• **TASK DESCRIPTION**:
Gather all lines in the data that hold the string "icon".
---------- STORED DATA
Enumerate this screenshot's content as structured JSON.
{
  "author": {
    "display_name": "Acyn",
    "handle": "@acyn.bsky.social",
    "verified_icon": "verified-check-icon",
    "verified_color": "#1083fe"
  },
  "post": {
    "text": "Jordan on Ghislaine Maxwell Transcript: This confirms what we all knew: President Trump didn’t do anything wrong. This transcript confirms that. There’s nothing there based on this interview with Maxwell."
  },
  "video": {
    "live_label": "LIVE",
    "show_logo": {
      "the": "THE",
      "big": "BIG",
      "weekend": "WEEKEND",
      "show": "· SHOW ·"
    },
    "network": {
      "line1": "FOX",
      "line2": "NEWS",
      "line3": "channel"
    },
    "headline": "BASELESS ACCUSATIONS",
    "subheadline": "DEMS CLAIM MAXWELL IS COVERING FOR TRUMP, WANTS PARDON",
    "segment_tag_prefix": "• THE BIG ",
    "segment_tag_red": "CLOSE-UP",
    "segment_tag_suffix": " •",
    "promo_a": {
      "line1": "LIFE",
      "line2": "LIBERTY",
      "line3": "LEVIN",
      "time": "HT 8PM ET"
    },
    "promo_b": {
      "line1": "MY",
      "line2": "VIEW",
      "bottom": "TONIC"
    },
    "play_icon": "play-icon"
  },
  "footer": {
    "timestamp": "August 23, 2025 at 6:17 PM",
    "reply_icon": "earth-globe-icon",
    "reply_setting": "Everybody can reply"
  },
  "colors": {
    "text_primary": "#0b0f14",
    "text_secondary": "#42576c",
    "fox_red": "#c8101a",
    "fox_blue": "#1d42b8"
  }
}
--------------------
• **CORRECT OUTPUT**:
    "verified_icon": "verified-check-icon",
    "play_icon": "play-icon"
    "reply_icon": "earth-globe-icon",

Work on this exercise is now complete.